[Rows from a figure dataset]
┄┄┄┄┄┄

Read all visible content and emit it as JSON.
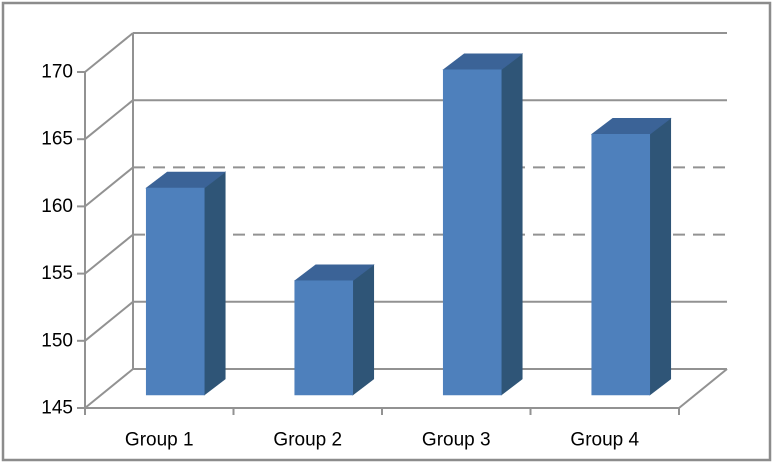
{
  "chart_data": {
    "type": "bar",
    "variant": "3d-column",
    "title": "",
    "xlabel": "",
    "ylabel": "",
    "categories": [
      "Group 1",
      "Group 2",
      "Group 3",
      "Group 4"
    ],
    "values": [
      160.4,
      153.5,
      169.2,
      164.4
    ],
    "ylim": [
      145,
      170
    ],
    "yticks": [
      145,
      150,
      155,
      160,
      165,
      170
    ],
    "ytick_labels": [
      "145",
      "150",
      "155",
      "160",
      "165",
      "170"
    ],
    "dashed_gridlines": [
      155,
      160
    ],
    "grid": true,
    "legend": false,
    "colors": {
      "bar_front": "#4E80BC",
      "bar_side": "#2F5577",
      "bar_top": "#3B6397",
      "gridline": "#929292",
      "axis_line": "#929292",
      "axis_text": "#000000",
      "frame_border": "#8C8C8C",
      "background": "#FFFFFF"
    }
  }
}
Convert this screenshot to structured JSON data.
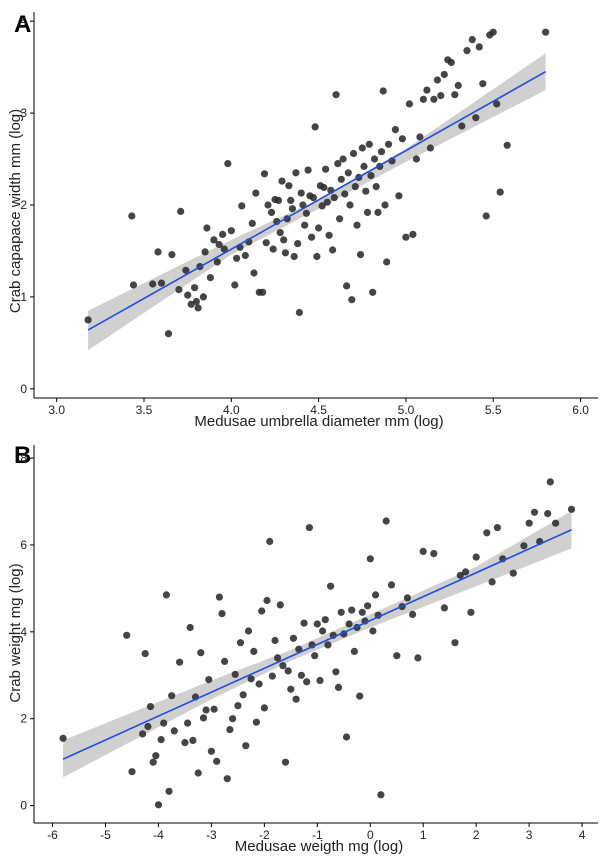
{
  "chart_data": [
    {
      "type": "scatter",
      "panel_label": "A",
      "xlabel": "Medusae umbrella diameter mm (log)",
      "ylabel": "Crab capapace width mm (log)",
      "xlim": [
        2.87,
        6.1
      ],
      "ylim": [
        -0.1,
        4.1
      ],
      "xticks": [
        3.0,
        3.5,
        4.0,
        4.5,
        5.0,
        5.5,
        6.0
      ],
      "xtick_labels": [
        "3.0",
        "3.5",
        "4.0",
        "4.5",
        "5.0",
        "5.5",
        "6.0"
      ],
      "yticks": [
        0,
        1,
        2,
        3,
        4
      ],
      "ytick_labels": [
        "0",
        "1",
        "2",
        "3",
        "4"
      ],
      "points_color": "#2b2b2b",
      "fit_color": "#1f4fe0",
      "band_color": "#d0d0d0",
      "fit": {
        "x": [
          3.18,
          5.8
        ],
        "y": [
          0.64,
          3.45
        ]
      },
      "band": {
        "x": [
          3.18,
          4.0,
          4.5,
          5.0,
          5.8
        ],
        "lower": [
          0.42,
          1.46,
          1.96,
          2.47,
          3.25
        ],
        "upper": [
          0.85,
          1.62,
          2.06,
          2.61,
          3.65
        ]
      },
      "points": [
        [
          3.18,
          0.75
        ],
        [
          3.43,
          1.88
        ],
        [
          3.44,
          1.13
        ],
        [
          3.55,
          1.14
        ],
        [
          3.58,
          1.49
        ],
        [
          3.6,
          1.15
        ],
        [
          3.64,
          0.6
        ],
        [
          3.66,
          1.46
        ],
        [
          3.7,
          1.08
        ],
        [
          3.71,
          1.93
        ],
        [
          3.74,
          1.29
        ],
        [
          3.75,
          1.02
        ],
        [
          3.77,
          0.92
        ],
        [
          3.79,
          1.1
        ],
        [
          3.8,
          0.95
        ],
        [
          3.81,
          0.88
        ],
        [
          3.82,
          1.33
        ],
        [
          3.84,
          1.0
        ],
        [
          3.85,
          1.49
        ],
        [
          3.86,
          1.75
        ],
        [
          3.88,
          1.21
        ],
        [
          3.9,
          1.62
        ],
        [
          3.92,
          1.38
        ],
        [
          3.93,
          1.57
        ],
        [
          3.95,
          1.68
        ],
        [
          3.96,
          1.52
        ],
        [
          3.98,
          2.45
        ],
        [
          4.0,
          1.72
        ],
        [
          4.02,
          1.13
        ],
        [
          4.03,
          1.42
        ],
        [
          4.05,
          1.54
        ],
        [
          4.06,
          1.99
        ],
        [
          4.08,
          1.45
        ],
        [
          4.1,
          1.6
        ],
        [
          4.12,
          1.8
        ],
        [
          4.13,
          1.26
        ],
        [
          4.14,
          2.13
        ],
        [
          4.16,
          1.05
        ],
        [
          4.18,
          1.05
        ],
        [
          4.19,
          2.34
        ],
        [
          4.2,
          1.59
        ],
        [
          4.21,
          2.0
        ],
        [
          4.23,
          1.92
        ],
        [
          4.24,
          1.52
        ],
        [
          4.25,
          2.06
        ],
        [
          4.26,
          1.82
        ],
        [
          4.27,
          2.05
        ],
        [
          4.28,
          1.7
        ],
        [
          4.29,
          2.26
        ],
        [
          4.3,
          1.62
        ],
        [
          4.31,
          1.48
        ],
        [
          4.32,
          1.85
        ],
        [
          4.33,
          2.21
        ],
        [
          4.34,
          2.05
        ],
        [
          4.35,
          1.96
        ],
        [
          4.36,
          1.44
        ],
        [
          4.37,
          2.35
        ],
        [
          4.38,
          1.58
        ],
        [
          4.39,
          0.83
        ],
        [
          4.4,
          2.13
        ],
        [
          4.41,
          2.0
        ],
        [
          4.42,
          1.78
        ],
        [
          4.43,
          1.91
        ],
        [
          4.44,
          2.38
        ],
        [
          4.45,
          2.1
        ],
        [
          4.46,
          1.65
        ],
        [
          4.47,
          2.08
        ],
        [
          4.48,
          2.85
        ],
        [
          4.49,
          1.44
        ],
        [
          4.5,
          1.75
        ],
        [
          4.51,
          2.21
        ],
        [
          4.52,
          1.99
        ],
        [
          4.53,
          2.19
        ],
        [
          4.54,
          2.39
        ],
        [
          4.55,
          2.03
        ],
        [
          4.56,
          1.67
        ],
        [
          4.57,
          2.16
        ],
        [
          4.58,
          1.51
        ],
        [
          4.59,
          2.08
        ],
        [
          4.6,
          3.2
        ],
        [
          4.61,
          2.45
        ],
        [
          4.62,
          1.85
        ],
        [
          4.63,
          2.28
        ],
        [
          4.64,
          2.5
        ],
        [
          4.65,
          2.12
        ],
        [
          4.66,
          1.12
        ],
        [
          4.67,
          2.35
        ],
        [
          4.68,
          2.0
        ],
        [
          4.69,
          0.97
        ],
        [
          4.7,
          2.56
        ],
        [
          4.71,
          2.2
        ],
        [
          4.72,
          1.78
        ],
        [
          4.73,
          2.3
        ],
        [
          4.74,
          1.46
        ],
        [
          4.75,
          2.62
        ],
        [
          4.76,
          2.42
        ],
        [
          4.77,
          2.15
        ],
        [
          4.78,
          1.92
        ],
        [
          4.79,
          2.66
        ],
        [
          4.8,
          2.32
        ],
        [
          4.81,
          1.05
        ],
        [
          4.82,
          2.5
        ],
        [
          4.83,
          2.2
        ],
        [
          4.84,
          1.92
        ],
        [
          4.85,
          2.42
        ],
        [
          4.86,
          2.58
        ],
        [
          4.87,
          3.24
        ],
        [
          4.88,
          2.0
        ],
        [
          4.89,
          1.38
        ],
        [
          4.9,
          2.66
        ],
        [
          4.92,
          2.48
        ],
        [
          4.94,
          2.82
        ],
        [
          4.96,
          2.1
        ],
        [
          4.98,
          2.72
        ],
        [
          5.0,
          1.65
        ],
        [
          5.02,
          3.1
        ],
        [
          5.04,
          1.68
        ],
        [
          5.06,
          2.5
        ],
        [
          5.08,
          2.74
        ],
        [
          5.1,
          3.15
        ],
        [
          5.12,
          3.25
        ],
        [
          5.14,
          2.62
        ],
        [
          5.16,
          3.15
        ],
        [
          5.18,
          3.36
        ],
        [
          5.2,
          3.19
        ],
        [
          5.22,
          3.42
        ],
        [
          5.24,
          3.58
        ],
        [
          5.26,
          3.55
        ],
        [
          5.28,
          3.2
        ],
        [
          5.3,
          3.3
        ],
        [
          5.32,
          2.86
        ],
        [
          5.35,
          3.68
        ],
        [
          5.38,
          3.8
        ],
        [
          5.4,
          2.95
        ],
        [
          5.42,
          3.72
        ],
        [
          5.44,
          3.32
        ],
        [
          5.46,
          1.88
        ],
        [
          5.48,
          3.85
        ],
        [
          5.5,
          3.88
        ],
        [
          5.52,
          3.1
        ],
        [
          5.54,
          2.14
        ],
        [
          5.58,
          2.65
        ],
        [
          5.8,
          3.88
        ]
      ]
    },
    {
      "type": "scatter",
      "panel_label": "B",
      "xlabel": "Medusae weigth mg (log)",
      "ylabel": "Crab weight mg (log)",
      "xlim": [
        -6.35,
        4.3
      ],
      "ylim": [
        -0.4,
        8.3
      ],
      "xticks": [
        -6,
        -5,
        -4,
        -3,
        -2,
        -1,
        0,
        1,
        2,
        3,
        4
      ],
      "xtick_labels": [
        "-6",
        "-5",
        "-4",
        "-3",
        "-2",
        "-1",
        "0",
        "1",
        "2",
        "3",
        "4"
      ],
      "yticks": [
        0,
        2,
        4,
        6,
        8
      ],
      "ytick_labels": [
        "0",
        "2",
        "4",
        "6",
        "8"
      ],
      "points_color": "#2b2b2b",
      "fit_color": "#1f4fe0",
      "band_color": "#d0d0d0",
      "fit": {
        "x": [
          -5.8,
          3.8
        ],
        "y": [
          1.07,
          6.35
        ]
      },
      "band": {
        "x": [
          -5.8,
          -3.0,
          -1.5,
          0.0,
          2.0,
          3.8
        ],
        "lower": [
          0.65,
          2.45,
          3.33,
          4.1,
          5.05,
          5.92
        ],
        "upper": [
          1.5,
          2.88,
          3.58,
          4.4,
          5.5,
          6.78
        ]
      },
      "points": [
        [
          -5.8,
          1.55
        ],
        [
          -4.6,
          3.92
        ],
        [
          -4.5,
          0.78
        ],
        [
          -4.3,
          1.65
        ],
        [
          -4.25,
          3.5
        ],
        [
          -4.2,
          1.82
        ],
        [
          -4.15,
          2.28
        ],
        [
          -4.1,
          1.0
        ],
        [
          -4.05,
          1.15
        ],
        [
          -4.0,
          0.02
        ],
        [
          -3.95,
          1.52
        ],
        [
          -3.9,
          1.9
        ],
        [
          -3.85,
          4.85
        ],
        [
          -3.8,
          0.33
        ],
        [
          -3.75,
          2.53
        ],
        [
          -3.7,
          1.72
        ],
        [
          -3.6,
          3.3
        ],
        [
          -3.5,
          1.45
        ],
        [
          -3.45,
          1.9
        ],
        [
          -3.4,
          4.1
        ],
        [
          -3.35,
          1.5
        ],
        [
          -3.3,
          2.5
        ],
        [
          -3.25,
          0.75
        ],
        [
          -3.2,
          3.52
        ],
        [
          -3.15,
          2.02
        ],
        [
          -3.1,
          2.2
        ],
        [
          -3.05,
          2.9
        ],
        [
          -3.0,
          1.25
        ],
        [
          -2.95,
          2.22
        ],
        [
          -2.9,
          1.02
        ],
        [
          -2.85,
          4.8
        ],
        [
          -2.8,
          4.42
        ],
        [
          -2.75,
          3.32
        ],
        [
          -2.7,
          0.62
        ],
        [
          -2.65,
          1.75
        ],
        [
          -2.6,
          2.0
        ],
        [
          -2.55,
          3.02
        ],
        [
          -2.5,
          2.3
        ],
        [
          -2.45,
          3.75
        ],
        [
          -2.4,
          2.55
        ],
        [
          -2.35,
          1.38
        ],
        [
          -2.3,
          4.02
        ],
        [
          -2.25,
          2.92
        ],
        [
          -2.2,
          3.55
        ],
        [
          -2.15,
          1.92
        ],
        [
          -2.1,
          2.8
        ],
        [
          -2.05,
          4.48
        ],
        [
          -2.0,
          2.25
        ],
        [
          -1.95,
          4.72
        ],
        [
          -1.9,
          6.08
        ],
        [
          -1.85,
          2.98
        ],
        [
          -1.8,
          3.8
        ],
        [
          -1.75,
          3.4
        ],
        [
          -1.7,
          4.62
        ],
        [
          -1.65,
          3.22
        ],
        [
          -1.6,
          1.0
        ],
        [
          -1.55,
          3.1
        ],
        [
          -1.5,
          2.68
        ],
        [
          -1.45,
          3.85
        ],
        [
          -1.4,
          2.45
        ],
        [
          -1.35,
          3.6
        ],
        [
          -1.3,
          3.0
        ],
        [
          -1.25,
          4.2
        ],
        [
          -1.2,
          2.85
        ],
        [
          -1.15,
          6.4
        ],
        [
          -1.1,
          3.7
        ],
        [
          -1.05,
          3.45
        ],
        [
          -1.0,
          4.18
        ],
        [
          -0.95,
          2.88
        ],
        [
          -0.9,
          4.02
        ],
        [
          -0.85,
          4.28
        ],
        [
          -0.8,
          3.7
        ],
        [
          -0.75,
          5.05
        ],
        [
          -0.7,
          3.92
        ],
        [
          -0.65,
          3.08
        ],
        [
          -0.6,
          2.72
        ],
        [
          -0.55,
          4.45
        ],
        [
          -0.5,
          3.95
        ],
        [
          -0.45,
          1.58
        ],
        [
          -0.4,
          4.18
        ],
        [
          -0.35,
          4.5
        ],
        [
          -0.3,
          3.55
        ],
        [
          -0.25,
          4.1
        ],
        [
          -0.2,
          2.52
        ],
        [
          -0.15,
          4.45
        ],
        [
          -0.1,
          4.25
        ],
        [
          -0.05,
          4.6
        ],
        [
          0.0,
          5.68
        ],
        [
          0.05,
          4.02
        ],
        [
          0.1,
          4.85
        ],
        [
          0.15,
          4.38
        ],
        [
          0.2,
          0.25
        ],
        [
          0.3,
          6.55
        ],
        [
          0.4,
          5.08
        ],
        [
          0.5,
          3.45
        ],
        [
          0.6,
          4.58
        ],
        [
          0.7,
          4.78
        ],
        [
          0.8,
          4.4
        ],
        [
          0.9,
          3.4
        ],
        [
          1.0,
          5.85
        ],
        [
          1.2,
          5.8
        ],
        [
          1.4,
          4.55
        ],
        [
          1.6,
          3.75
        ],
        [
          1.7,
          5.3
        ],
        [
          1.8,
          5.38
        ],
        [
          1.9,
          4.45
        ],
        [
          2.0,
          5.72
        ],
        [
          2.2,
          6.28
        ],
        [
          2.3,
          5.15
        ],
        [
          2.4,
          6.4
        ],
        [
          2.5,
          5.68
        ],
        [
          2.7,
          5.35
        ],
        [
          2.9,
          5.98
        ],
        [
          3.0,
          6.5
        ],
        [
          3.1,
          6.75
        ],
        [
          3.2,
          6.08
        ],
        [
          3.35,
          6.72
        ],
        [
          3.4,
          7.45
        ],
        [
          3.5,
          6.5
        ],
        [
          3.8,
          6.82
        ]
      ]
    }
  ]
}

┄┄┄┄┄┄

In the records above, locate the lines holding the word "ylabel". Copy each of them.

    "ylabel": "",
      "ylabel": "Crab capapace width mm (log)",
      "ylabel": "Crab weight mg (log)",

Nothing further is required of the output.